## Set problem
All lines featuring the string "приложеній" are to be listed.

-- begin Records to process --

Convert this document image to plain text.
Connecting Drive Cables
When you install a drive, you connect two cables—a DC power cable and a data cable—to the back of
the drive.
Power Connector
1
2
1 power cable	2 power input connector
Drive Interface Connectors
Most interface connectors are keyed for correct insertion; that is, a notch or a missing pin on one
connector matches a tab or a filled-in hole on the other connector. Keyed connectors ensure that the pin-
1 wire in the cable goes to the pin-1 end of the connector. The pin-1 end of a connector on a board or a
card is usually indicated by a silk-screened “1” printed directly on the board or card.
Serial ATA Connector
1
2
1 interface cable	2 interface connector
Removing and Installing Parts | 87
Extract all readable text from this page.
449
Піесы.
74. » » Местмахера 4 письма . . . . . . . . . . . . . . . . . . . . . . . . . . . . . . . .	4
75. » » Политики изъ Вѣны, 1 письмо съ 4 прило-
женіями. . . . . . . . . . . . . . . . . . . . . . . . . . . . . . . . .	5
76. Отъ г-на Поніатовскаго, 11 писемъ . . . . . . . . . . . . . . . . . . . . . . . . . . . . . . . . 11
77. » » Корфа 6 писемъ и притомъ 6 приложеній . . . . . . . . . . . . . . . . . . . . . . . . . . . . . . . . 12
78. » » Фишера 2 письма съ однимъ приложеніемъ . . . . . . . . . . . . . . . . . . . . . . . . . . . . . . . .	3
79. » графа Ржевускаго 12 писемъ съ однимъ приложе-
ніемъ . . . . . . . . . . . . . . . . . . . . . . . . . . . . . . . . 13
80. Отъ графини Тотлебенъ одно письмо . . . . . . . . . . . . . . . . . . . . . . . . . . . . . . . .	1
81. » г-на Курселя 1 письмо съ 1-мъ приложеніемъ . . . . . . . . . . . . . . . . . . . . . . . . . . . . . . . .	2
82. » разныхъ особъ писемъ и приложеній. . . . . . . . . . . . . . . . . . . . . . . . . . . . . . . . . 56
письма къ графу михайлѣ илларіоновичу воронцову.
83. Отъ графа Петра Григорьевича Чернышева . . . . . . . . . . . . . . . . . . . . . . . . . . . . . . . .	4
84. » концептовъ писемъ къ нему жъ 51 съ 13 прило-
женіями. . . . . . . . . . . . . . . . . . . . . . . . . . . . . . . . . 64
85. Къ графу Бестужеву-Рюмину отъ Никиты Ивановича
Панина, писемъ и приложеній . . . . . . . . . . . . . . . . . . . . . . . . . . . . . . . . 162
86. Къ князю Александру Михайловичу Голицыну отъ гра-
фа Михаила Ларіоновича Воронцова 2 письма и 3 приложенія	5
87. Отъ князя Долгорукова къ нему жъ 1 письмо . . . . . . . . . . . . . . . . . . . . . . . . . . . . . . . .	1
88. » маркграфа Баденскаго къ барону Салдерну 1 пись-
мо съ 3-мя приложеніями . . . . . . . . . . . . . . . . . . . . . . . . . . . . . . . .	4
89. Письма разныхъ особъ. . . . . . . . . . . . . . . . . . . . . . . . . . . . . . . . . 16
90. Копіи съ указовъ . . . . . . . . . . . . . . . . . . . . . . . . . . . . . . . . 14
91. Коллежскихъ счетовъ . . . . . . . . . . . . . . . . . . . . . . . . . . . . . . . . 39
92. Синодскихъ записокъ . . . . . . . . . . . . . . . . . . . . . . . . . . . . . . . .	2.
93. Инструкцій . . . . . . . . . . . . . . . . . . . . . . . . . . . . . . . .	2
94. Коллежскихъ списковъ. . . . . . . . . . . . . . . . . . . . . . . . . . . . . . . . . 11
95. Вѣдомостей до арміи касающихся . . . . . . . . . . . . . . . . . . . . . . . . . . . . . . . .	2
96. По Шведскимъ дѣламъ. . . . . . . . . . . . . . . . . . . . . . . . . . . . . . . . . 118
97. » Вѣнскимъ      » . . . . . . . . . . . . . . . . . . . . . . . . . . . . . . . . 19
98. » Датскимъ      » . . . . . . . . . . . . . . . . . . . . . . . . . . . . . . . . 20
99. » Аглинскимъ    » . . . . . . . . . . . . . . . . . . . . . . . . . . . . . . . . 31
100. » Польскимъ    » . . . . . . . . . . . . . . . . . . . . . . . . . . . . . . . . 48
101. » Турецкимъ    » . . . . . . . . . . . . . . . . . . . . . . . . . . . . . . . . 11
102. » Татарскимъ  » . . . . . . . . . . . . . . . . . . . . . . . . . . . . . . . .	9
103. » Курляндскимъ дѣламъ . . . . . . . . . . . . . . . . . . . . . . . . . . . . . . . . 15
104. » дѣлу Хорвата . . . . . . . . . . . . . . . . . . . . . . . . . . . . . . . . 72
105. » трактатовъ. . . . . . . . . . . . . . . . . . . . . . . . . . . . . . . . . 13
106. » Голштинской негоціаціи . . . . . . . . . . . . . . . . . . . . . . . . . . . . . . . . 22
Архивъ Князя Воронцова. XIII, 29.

-- end Records to process --

## Finished answer
77. » » Корфа 6 писемъ и притомъ 6 приложеній . . . . . . . . . . . . . . . . . . . . . . . . . . . . . . . . 12
82. » разныхъ особъ писемъ и приложеній. . . . . . . . . . . . . . . . . . . . . . . . . . . . . . . . . 56
Панина, писемъ и приложеній . . . . . . . . . . . . . . . . . . . . . . . . . . . . . . . . 162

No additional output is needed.